# DIRECTIONS
Pictures within the data are to be left out; everything else must be reproduced exactly.

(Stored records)
--------------------------------------------------

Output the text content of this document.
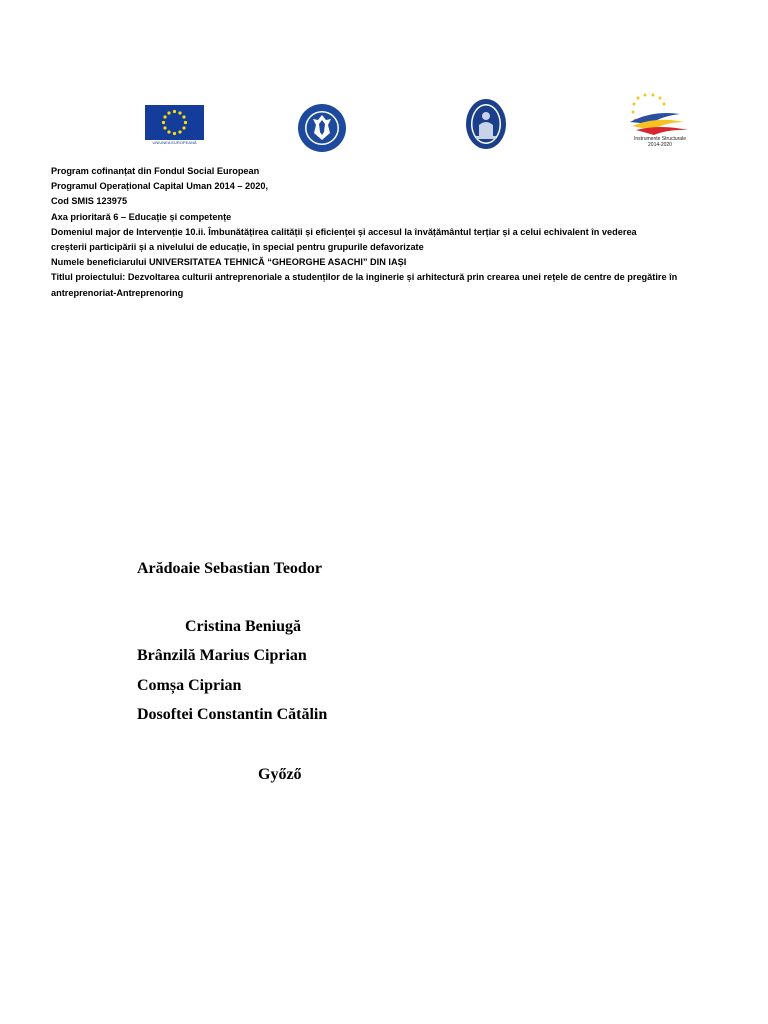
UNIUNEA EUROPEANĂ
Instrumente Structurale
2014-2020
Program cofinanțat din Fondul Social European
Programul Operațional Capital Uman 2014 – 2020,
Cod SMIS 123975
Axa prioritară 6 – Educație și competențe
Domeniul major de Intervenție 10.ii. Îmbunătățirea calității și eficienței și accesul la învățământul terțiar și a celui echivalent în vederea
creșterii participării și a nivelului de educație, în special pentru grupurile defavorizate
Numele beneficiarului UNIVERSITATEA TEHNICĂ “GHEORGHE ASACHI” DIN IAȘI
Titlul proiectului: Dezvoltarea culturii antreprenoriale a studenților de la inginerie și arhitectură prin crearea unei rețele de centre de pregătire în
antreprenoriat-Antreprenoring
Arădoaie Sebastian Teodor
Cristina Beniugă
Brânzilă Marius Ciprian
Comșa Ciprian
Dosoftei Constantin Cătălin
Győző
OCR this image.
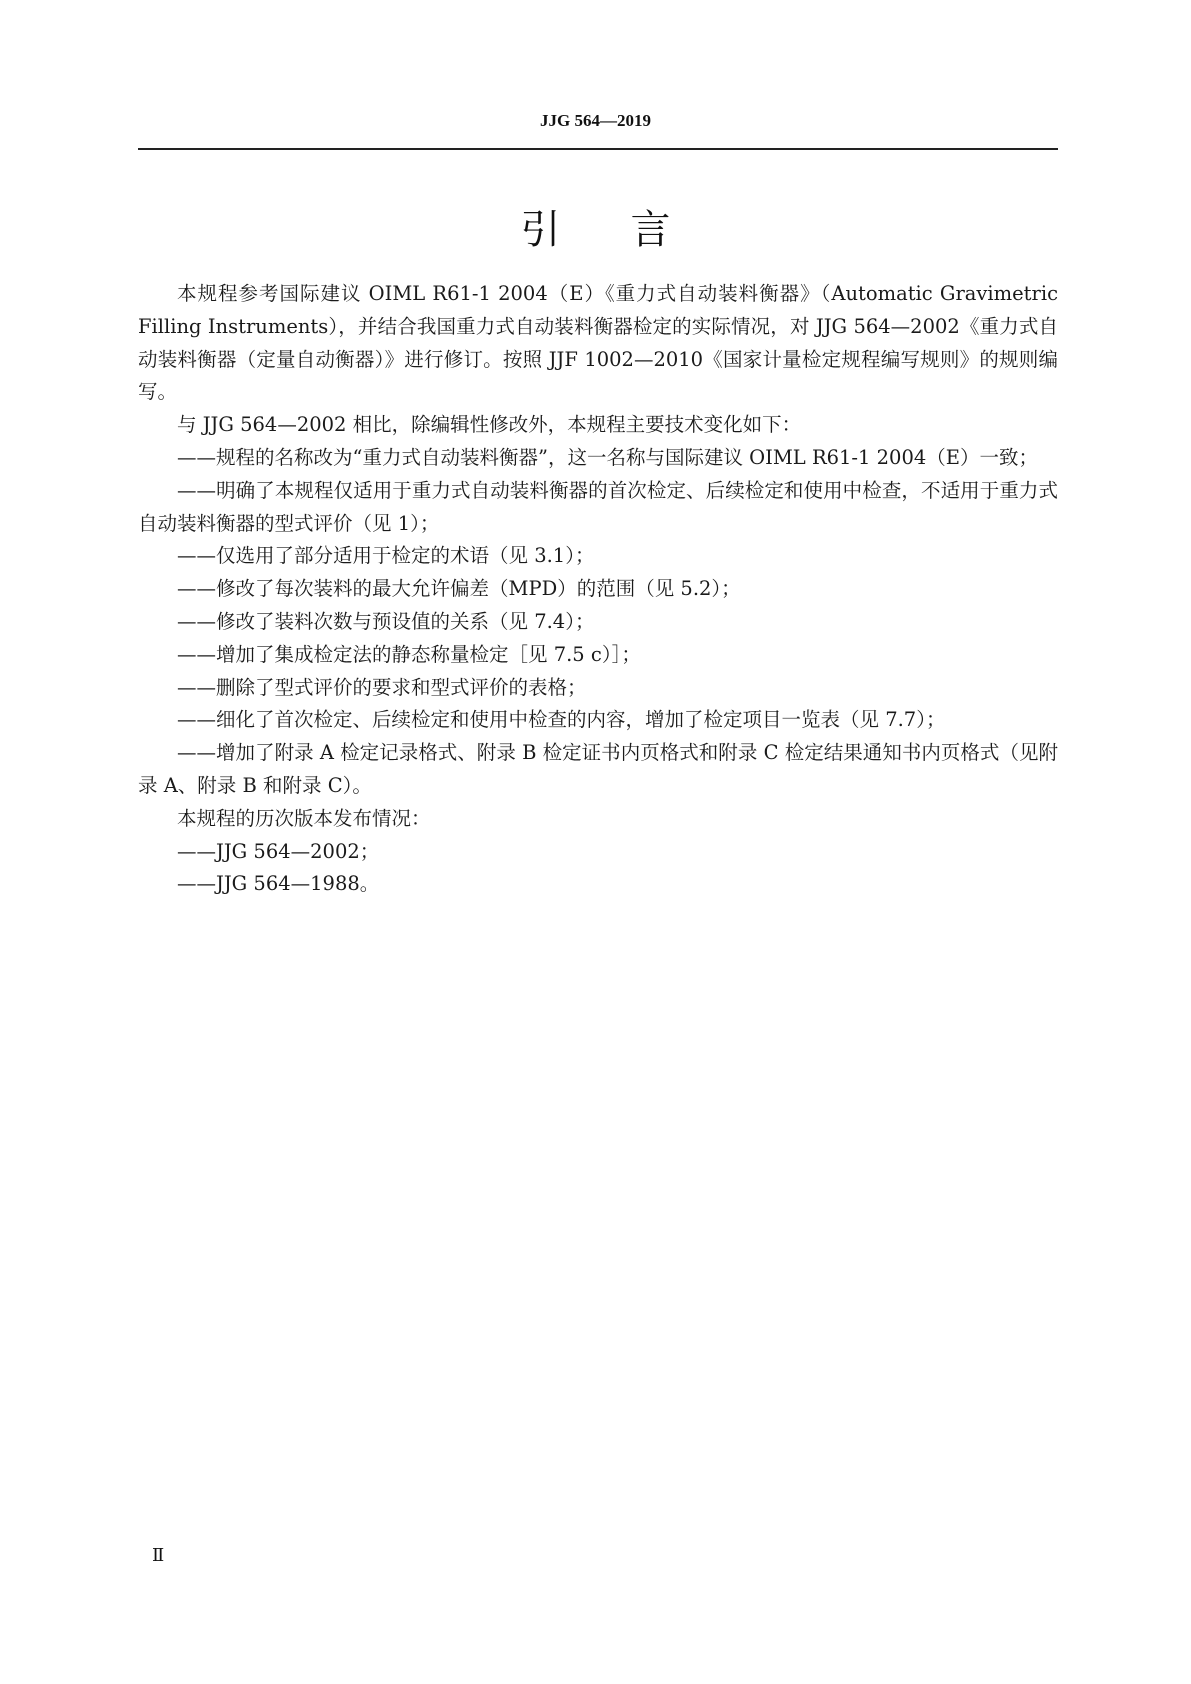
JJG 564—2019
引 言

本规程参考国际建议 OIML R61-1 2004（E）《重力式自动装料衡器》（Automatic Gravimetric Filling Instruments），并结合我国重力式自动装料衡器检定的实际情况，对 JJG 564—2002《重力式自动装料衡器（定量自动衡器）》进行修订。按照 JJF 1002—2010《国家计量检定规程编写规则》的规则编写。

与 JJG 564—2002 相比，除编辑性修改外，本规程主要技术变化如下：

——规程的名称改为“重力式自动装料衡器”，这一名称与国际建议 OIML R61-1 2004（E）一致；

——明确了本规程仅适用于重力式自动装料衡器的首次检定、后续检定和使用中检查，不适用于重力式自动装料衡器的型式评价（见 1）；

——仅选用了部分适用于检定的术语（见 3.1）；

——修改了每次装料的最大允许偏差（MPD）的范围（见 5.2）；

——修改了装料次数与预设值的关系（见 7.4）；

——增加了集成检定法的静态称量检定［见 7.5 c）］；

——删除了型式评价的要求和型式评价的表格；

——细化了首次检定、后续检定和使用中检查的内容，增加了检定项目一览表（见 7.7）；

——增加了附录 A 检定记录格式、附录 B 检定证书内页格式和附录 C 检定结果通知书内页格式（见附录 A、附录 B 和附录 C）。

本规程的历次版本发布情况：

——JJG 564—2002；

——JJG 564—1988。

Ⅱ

--------------------------------------------------

# SOLUTION FOR THIS EXERCISE
Output the text content of this document.
UNIUNEA EUROPEANĂ
Instrumente Structurale
2014-2020
Program cofinanțat din Fondul Social European
Programul Operațional Capital Uman 2014 – 2020,
Cod SMIS 123975
Axa prioritară 6 – Educație și competențe
Domeniul major de Intervenție 10.ii. Îmbunătățirea calității și eficienței și accesul la învățământul terțiar și a celui echivalent în vederea
creșterii participării și a nivelului de educație, în special pentru grupurile defavorizate
Numele beneficiarului UNIVERSITATEA TEHNICĂ “GHEORGHE ASACHI” DIN IAȘI
Titlul proiectului: Dezvoltarea culturii antreprenoriale a studenților de la inginerie și arhitectură prin crearea unei rețele de centre de pregătire în
antreprenoriat-Antreprenoring
Arădoaie Sebastian Teodor
Cristina Beniugă
Brânzilă Marius Ciprian
Comșa Ciprian
Dosoftei Constantin Cătălin
Győző
OCR this image.
JJG 564—2019
引 言

本规程参考国际建议 OIML R61-1 2004（E）《重力式自动装料衡器》（Automatic Gravimetric Filling Instruments），并结合我国重力式自动装料衡器检定的实际情况，对 JJG 564—2002《重力式自动装料衡器（定量自动衡器）》进行修订。按照 JJF 1002—2010《国家计量检定规程编写规则》的规则编写。

与 JJG 564—2002 相比，除编辑性修改外，本规程主要技术变化如下：

——规程的名称改为“重力式自动装料衡器”，这一名称与国际建议 OIML R61-1 2004（E）一致；

——明确了本规程仅适用于重力式自动装料衡器的首次检定、后续检定和使用中检查，不适用于重力式自动装料衡器的型式评价（见 1）；

——仅选用了部分适用于检定的术语（见 3.1）；

——修改了每次装料的最大允许偏差（MPD）的范围（见 5.2）；

——修改了装料次数与预设值的关系（见 7.4）；

——增加了集成检定法的静态称量检定［见 7.5 c）］；

——删除了型式评价的要求和型式评价的表格；

——细化了首次检定、后续检定和使用中检查的内容，增加了检定项目一览表（见 7.7）；

——增加了附录 A 检定记录格式、附录 B 检定证书内页格式和附录 C 检定结果通知书内页格式（见附录 A、附录 B 和附录 C）。

本规程的历次版本发布情况：

——JJG 564—2002；

——JJG 564—1988。

Ⅱ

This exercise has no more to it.